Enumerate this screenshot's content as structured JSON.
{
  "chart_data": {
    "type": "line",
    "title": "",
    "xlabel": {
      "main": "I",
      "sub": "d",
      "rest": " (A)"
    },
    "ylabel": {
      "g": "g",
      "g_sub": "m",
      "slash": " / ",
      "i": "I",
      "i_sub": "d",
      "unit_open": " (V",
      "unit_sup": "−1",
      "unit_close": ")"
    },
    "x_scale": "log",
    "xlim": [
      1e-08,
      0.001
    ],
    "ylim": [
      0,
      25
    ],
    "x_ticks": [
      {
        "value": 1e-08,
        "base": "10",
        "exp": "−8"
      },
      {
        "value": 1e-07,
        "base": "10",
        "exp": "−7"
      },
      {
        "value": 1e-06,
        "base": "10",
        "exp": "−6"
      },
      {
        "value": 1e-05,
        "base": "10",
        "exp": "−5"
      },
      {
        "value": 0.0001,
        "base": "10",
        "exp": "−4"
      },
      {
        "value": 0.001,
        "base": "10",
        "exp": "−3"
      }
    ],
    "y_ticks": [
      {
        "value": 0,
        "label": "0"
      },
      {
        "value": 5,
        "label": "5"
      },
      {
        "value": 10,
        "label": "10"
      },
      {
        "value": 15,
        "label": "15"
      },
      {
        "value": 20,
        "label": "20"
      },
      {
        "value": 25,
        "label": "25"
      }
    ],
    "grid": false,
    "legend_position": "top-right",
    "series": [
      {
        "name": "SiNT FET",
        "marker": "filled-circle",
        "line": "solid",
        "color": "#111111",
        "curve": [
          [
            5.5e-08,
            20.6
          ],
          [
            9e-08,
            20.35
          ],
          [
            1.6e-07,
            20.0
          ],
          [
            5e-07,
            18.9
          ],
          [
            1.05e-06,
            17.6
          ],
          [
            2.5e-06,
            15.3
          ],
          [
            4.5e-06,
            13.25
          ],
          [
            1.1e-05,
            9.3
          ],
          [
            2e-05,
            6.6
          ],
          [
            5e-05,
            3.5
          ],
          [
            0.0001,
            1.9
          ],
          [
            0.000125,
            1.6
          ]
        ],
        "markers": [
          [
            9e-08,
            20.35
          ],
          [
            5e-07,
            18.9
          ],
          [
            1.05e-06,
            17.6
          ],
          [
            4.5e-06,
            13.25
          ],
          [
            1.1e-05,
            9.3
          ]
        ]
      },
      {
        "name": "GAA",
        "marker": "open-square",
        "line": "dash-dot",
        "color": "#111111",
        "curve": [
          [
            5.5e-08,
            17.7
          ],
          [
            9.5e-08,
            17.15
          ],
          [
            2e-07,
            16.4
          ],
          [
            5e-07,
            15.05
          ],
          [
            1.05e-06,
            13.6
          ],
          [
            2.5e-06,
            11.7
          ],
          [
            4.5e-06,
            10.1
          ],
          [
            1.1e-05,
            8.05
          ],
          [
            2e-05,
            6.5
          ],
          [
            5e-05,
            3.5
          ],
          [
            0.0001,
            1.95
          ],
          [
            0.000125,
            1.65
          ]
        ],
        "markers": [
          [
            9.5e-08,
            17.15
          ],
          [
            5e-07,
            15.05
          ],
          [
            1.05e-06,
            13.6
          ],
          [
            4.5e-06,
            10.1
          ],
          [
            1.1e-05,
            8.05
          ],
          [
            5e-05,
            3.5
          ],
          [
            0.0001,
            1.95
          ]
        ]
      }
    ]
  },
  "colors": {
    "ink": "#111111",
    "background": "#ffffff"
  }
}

--*--

Check the data for the word "value" and pull out the lines that have it.

        "value": 1e-08,
        "value": 1e-07,
        "value": 1e-06,
        "value": 1e-05,
        "value": 0.0001,
        "value": 0.001,
        "value": 0,
        "value": 5,
        "value": 10,
        "value": 15,
        "value": 20,
        "value": 25,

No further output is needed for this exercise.